[Saved entries]
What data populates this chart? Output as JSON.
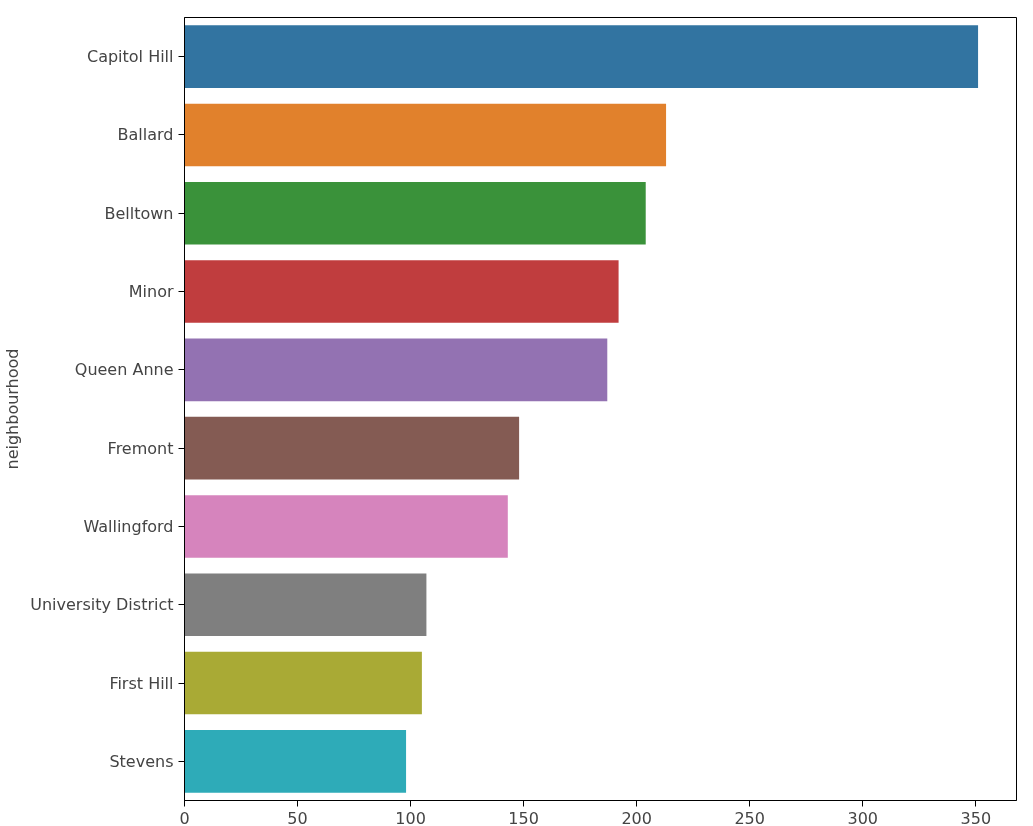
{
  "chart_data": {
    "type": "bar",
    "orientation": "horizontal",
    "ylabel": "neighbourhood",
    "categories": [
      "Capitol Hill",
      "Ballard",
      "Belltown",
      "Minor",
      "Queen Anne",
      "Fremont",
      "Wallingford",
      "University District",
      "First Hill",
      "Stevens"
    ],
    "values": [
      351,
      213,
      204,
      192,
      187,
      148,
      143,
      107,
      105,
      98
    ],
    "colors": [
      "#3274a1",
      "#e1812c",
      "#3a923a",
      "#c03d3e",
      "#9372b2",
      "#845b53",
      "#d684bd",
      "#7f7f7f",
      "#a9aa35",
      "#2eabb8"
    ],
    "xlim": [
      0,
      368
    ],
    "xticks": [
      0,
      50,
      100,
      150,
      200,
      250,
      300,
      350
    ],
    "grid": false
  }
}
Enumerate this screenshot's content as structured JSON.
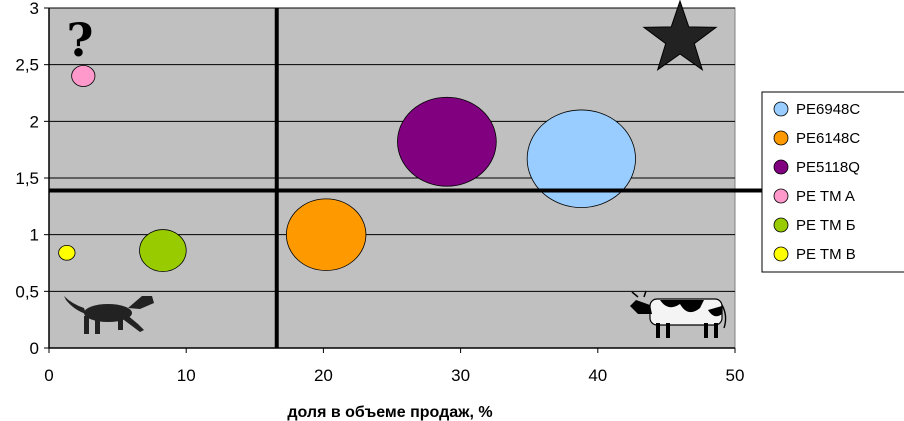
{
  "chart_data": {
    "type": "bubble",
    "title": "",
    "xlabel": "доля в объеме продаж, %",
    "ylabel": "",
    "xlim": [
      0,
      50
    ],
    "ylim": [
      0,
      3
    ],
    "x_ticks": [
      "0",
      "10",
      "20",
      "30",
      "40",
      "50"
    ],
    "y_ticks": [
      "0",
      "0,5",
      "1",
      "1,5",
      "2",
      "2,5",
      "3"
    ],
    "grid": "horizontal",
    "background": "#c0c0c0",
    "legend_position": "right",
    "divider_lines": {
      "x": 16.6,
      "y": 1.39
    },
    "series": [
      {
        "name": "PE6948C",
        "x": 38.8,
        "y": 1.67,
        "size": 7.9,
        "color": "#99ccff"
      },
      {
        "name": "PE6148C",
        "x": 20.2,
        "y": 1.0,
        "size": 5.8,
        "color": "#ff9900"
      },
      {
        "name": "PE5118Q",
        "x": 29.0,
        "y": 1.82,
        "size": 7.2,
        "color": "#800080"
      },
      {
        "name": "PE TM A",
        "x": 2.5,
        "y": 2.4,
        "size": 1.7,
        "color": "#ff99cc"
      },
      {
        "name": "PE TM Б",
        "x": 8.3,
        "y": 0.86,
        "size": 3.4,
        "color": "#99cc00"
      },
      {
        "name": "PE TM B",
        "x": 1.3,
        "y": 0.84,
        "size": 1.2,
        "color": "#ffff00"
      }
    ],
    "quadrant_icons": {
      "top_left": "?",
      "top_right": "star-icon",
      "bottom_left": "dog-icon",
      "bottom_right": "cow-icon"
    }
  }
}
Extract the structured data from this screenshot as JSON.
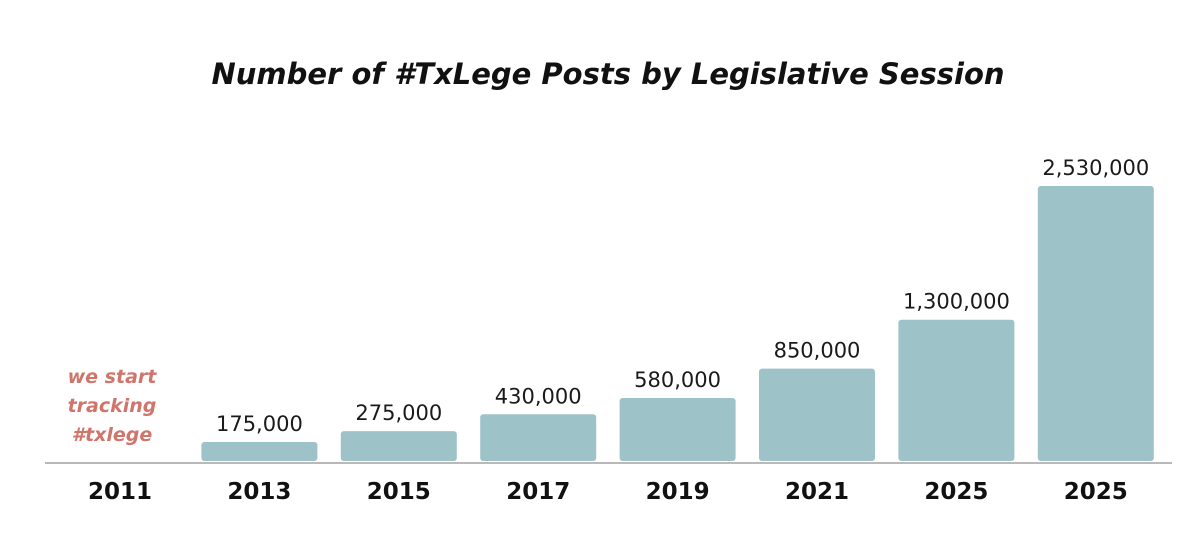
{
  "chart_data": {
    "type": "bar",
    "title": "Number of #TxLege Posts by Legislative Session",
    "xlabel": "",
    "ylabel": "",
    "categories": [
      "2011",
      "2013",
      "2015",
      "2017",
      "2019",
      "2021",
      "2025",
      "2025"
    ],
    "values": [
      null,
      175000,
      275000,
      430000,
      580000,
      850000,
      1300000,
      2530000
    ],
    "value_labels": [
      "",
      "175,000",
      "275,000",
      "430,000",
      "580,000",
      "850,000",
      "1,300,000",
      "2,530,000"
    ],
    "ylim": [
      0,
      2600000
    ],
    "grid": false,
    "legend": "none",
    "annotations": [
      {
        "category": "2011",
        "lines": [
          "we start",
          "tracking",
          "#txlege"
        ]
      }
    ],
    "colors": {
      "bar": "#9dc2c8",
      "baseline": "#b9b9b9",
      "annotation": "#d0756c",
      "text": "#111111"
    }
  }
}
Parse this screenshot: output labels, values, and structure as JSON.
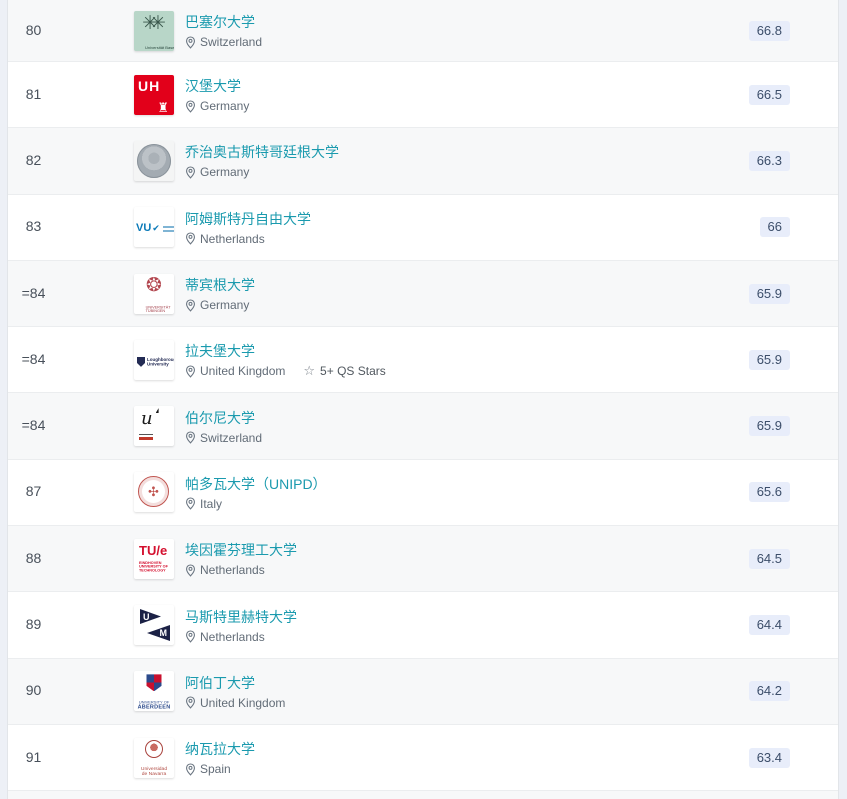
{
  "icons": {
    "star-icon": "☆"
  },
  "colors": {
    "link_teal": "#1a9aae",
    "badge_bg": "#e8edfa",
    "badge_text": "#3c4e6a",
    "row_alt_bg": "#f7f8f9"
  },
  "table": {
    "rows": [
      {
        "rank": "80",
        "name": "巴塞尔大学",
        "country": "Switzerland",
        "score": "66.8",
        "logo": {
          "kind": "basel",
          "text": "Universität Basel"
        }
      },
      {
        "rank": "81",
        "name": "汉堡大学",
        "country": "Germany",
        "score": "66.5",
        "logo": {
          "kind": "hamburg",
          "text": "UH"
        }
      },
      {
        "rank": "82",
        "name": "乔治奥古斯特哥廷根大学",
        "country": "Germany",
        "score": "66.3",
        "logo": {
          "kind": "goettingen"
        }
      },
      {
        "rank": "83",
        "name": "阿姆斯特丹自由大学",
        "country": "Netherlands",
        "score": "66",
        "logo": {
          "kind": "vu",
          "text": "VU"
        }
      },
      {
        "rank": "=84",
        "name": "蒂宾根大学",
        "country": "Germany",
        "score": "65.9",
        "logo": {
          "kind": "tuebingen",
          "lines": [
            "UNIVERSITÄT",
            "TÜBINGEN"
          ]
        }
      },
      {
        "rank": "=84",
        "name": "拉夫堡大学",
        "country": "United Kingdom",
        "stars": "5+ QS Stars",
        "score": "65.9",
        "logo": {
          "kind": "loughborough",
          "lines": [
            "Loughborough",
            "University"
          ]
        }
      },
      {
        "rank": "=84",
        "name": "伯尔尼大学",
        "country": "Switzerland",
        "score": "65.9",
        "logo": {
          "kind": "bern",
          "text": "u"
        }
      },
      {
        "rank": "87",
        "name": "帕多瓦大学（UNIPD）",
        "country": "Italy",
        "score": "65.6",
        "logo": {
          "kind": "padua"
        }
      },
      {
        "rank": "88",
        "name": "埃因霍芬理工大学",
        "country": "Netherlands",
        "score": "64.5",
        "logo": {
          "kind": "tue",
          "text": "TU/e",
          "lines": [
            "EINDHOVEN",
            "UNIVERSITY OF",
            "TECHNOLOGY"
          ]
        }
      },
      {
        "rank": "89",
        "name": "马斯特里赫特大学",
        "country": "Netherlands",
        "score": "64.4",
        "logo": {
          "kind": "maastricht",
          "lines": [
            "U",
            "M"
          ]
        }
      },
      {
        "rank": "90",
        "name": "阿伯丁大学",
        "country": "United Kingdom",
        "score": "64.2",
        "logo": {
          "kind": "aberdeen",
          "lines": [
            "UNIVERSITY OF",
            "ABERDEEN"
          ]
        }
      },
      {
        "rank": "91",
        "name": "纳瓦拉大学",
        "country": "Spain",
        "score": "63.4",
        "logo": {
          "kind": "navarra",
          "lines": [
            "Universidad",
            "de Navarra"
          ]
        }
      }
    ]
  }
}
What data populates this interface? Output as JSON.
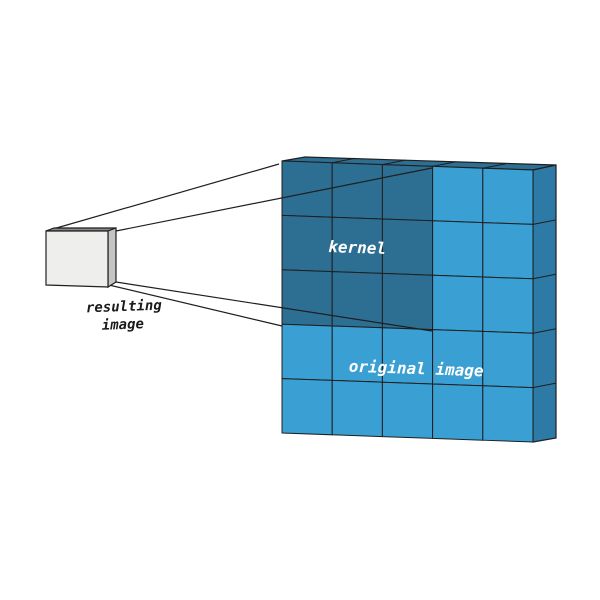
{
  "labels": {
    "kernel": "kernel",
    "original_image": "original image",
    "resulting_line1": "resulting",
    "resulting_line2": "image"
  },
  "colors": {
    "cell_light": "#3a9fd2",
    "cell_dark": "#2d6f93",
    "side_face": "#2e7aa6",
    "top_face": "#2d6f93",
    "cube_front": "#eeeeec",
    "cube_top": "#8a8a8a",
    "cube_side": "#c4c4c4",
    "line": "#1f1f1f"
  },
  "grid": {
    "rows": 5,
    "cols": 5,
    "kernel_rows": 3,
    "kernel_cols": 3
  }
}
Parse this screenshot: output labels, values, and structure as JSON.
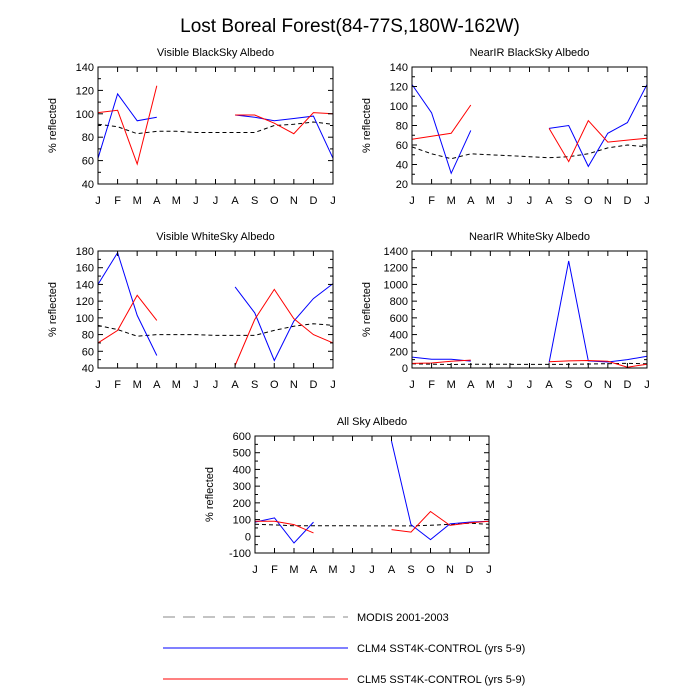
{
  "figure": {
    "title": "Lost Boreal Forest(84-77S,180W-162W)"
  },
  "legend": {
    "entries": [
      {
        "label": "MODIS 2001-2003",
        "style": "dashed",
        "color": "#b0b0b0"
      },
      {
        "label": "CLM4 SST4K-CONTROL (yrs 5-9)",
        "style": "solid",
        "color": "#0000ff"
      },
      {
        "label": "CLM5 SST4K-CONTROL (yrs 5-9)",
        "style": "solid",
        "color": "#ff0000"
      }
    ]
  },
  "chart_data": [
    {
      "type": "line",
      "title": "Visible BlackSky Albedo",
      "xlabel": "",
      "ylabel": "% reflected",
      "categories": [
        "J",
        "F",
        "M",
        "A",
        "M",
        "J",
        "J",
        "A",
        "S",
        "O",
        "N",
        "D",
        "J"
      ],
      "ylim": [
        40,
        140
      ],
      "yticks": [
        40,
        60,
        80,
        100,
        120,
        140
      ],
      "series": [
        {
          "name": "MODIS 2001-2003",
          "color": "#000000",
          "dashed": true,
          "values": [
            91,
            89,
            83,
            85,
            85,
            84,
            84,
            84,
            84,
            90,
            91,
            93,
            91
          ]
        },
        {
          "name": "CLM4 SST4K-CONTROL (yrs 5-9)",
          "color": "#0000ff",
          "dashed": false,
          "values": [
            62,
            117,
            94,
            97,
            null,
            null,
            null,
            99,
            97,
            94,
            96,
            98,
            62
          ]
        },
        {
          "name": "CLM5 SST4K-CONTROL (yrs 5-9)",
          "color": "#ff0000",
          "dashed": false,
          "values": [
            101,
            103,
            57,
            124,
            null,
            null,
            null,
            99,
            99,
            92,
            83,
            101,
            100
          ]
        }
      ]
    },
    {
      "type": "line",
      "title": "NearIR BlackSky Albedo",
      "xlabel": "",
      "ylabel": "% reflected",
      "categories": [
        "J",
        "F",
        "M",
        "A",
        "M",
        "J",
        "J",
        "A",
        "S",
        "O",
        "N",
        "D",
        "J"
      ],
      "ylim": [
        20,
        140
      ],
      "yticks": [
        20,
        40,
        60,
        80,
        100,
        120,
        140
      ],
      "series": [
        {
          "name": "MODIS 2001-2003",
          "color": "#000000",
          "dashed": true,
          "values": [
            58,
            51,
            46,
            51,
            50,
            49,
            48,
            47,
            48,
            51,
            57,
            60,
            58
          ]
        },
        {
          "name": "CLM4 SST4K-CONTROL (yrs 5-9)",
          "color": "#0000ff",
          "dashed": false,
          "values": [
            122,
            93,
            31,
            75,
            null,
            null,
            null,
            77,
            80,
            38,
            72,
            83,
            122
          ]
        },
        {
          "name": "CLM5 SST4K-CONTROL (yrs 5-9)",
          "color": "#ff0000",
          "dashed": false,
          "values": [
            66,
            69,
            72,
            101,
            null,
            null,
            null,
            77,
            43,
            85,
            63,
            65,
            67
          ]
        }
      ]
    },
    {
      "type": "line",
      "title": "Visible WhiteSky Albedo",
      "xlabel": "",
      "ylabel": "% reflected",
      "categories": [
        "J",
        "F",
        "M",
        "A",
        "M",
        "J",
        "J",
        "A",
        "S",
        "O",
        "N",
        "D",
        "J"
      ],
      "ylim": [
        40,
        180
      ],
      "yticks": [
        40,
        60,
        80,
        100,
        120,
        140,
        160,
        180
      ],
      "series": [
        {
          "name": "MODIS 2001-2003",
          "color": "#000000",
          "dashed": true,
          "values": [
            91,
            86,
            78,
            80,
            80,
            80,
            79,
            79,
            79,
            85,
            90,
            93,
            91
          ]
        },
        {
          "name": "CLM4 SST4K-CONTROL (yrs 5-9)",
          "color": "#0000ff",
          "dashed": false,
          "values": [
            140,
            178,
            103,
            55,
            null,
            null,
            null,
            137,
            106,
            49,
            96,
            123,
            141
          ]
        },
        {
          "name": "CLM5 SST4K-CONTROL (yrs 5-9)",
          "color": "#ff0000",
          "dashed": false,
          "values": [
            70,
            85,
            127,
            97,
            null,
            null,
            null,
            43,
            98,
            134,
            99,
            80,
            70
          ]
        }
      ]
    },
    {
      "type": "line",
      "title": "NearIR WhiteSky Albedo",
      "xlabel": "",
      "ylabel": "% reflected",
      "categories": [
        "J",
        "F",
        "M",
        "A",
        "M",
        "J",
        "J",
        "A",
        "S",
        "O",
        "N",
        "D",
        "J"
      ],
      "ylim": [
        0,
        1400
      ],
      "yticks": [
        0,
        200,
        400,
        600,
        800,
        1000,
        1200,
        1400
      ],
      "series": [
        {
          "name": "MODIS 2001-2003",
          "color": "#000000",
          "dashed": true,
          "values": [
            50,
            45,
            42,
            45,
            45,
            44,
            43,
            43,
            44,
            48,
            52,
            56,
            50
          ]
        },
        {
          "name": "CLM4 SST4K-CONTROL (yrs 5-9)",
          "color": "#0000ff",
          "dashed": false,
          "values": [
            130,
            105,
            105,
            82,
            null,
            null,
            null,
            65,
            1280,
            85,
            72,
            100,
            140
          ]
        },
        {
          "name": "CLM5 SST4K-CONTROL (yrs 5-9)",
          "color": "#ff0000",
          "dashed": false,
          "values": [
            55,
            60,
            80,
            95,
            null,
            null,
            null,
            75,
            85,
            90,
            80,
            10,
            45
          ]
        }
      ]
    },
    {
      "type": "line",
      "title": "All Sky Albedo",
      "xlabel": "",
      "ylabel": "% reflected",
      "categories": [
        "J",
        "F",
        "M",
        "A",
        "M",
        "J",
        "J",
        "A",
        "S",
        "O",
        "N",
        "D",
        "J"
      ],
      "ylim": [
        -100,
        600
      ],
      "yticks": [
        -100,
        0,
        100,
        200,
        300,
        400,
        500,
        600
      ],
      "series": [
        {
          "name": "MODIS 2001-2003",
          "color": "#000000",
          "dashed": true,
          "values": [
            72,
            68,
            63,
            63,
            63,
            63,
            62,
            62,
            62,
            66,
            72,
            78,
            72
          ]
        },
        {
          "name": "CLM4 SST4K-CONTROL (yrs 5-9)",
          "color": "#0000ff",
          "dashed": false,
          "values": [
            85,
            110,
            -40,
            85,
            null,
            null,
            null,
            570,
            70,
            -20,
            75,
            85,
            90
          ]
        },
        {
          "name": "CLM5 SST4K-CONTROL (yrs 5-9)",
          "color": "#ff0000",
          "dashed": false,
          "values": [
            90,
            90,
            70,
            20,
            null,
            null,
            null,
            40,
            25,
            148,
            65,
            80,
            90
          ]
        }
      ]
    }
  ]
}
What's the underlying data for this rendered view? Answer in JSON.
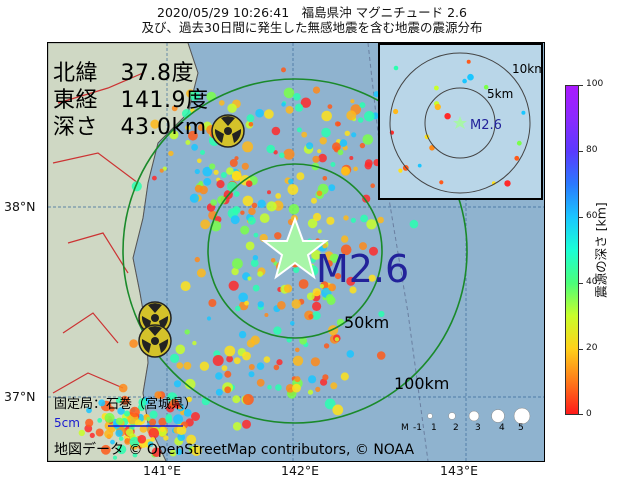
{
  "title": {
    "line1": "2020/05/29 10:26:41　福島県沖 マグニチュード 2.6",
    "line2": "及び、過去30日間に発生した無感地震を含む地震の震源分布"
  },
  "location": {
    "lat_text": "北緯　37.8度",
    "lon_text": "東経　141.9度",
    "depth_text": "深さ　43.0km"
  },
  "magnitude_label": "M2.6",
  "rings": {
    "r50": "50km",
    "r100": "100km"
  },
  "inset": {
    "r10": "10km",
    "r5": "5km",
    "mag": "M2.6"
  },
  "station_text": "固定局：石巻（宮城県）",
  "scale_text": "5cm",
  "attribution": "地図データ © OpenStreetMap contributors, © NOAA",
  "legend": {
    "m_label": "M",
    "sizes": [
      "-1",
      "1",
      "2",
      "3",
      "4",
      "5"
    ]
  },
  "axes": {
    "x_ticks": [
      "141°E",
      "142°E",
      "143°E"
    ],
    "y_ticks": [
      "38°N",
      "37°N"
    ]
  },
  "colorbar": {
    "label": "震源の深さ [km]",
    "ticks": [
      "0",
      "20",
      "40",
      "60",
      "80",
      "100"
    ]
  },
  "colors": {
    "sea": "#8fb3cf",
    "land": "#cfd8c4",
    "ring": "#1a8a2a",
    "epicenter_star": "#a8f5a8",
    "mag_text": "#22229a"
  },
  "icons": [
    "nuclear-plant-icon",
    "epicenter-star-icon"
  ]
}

→ Exercise objective
Go through the listing above and locate each line that holds the word "BlackSky". Copy those lines.

→ Full solution
      "title": "Visible BlackSky Albedo",
      "title": "NearIR BlackSky Albedo",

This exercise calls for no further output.